Extract to read ->
== == ==
Required: --agent-id <id> and --output <path>. Optional:
--policy <file> (records its hash), --baseline <trace> (folds
in a regression-suite rollup), --pricing <file> (for the
regression-suite cost axis), --seed <int>.
The certificate is self-verifying via shadow verify-cert. See
Release certificate.
shadow verify-cert <cert>¶
Verify a certificate's content-addressed cert_id matches the
body. Exits 0 when consistent, 1 on tamper, malformed payload, or
unsupported cert_version. Designed to run as a release-pipeline
gate.
shadow serve¶
Start the live diff dashboard (requires the serve extra:
pip install 'shadow-diff[serve]').
shadow version¶
Prints the installed Shadow version + .agentlog spec version.
== == ==
Record set ->

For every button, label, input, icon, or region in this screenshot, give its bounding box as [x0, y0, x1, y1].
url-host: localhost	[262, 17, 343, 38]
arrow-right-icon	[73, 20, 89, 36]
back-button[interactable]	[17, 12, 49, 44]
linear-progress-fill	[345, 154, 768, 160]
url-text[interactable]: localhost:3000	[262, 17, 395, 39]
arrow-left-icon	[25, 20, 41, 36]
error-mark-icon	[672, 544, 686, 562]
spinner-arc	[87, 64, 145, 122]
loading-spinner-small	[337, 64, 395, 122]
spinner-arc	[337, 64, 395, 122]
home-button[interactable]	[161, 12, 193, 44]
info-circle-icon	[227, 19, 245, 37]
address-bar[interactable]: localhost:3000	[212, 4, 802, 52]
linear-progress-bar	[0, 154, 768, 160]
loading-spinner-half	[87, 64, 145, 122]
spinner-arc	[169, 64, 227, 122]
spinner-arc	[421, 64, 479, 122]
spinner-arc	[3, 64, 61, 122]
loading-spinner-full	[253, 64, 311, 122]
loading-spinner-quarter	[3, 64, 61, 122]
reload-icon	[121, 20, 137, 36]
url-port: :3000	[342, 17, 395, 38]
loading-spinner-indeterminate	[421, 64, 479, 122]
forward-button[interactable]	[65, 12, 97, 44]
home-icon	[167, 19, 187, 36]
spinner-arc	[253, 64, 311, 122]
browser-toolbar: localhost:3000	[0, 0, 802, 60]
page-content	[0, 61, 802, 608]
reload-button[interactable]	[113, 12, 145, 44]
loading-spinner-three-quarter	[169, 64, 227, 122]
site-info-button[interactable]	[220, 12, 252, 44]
== == ==
Work task A ->
Please check the Shadow CLI text against each statement below and answer yes or no for each, quoting the words of the text that decide it. (i) shadow verify-cert exits with 1 when the cert_version is unsupported. (ii) --seed is one of the required options. (iii) shadow serve needs the serve extra to be installed.
Work task B ->
Copy the Shadow CLI text starting at "shadow verify-cert <cert>¶" and ending at "pip install 'shadow-diff[serve]').", swapping "dashboard" for "interface".

Answer space A ->
(i) Yes: "Exits 0 when consistent, 1 on tamper, malformed payload, or unsupported cert_version."
(ii) No: "Required: --agent-id <id> and --output <path>. Optional:"
(iii) Yes: "requires the serve extra"

Answer space B ->
shadow verify-cert <cert>¶
Verify a certificate's content-addressed cert_id matches the
body. Exits 0 when consistent, 1 on tamper, malformed payload, or
unsupported cert_version. Designed to run as a release-pipeline
gate.
shadow serve¶
Start the live diff interface (requires the serve extra:
pip install 'shadow-diff[serve]').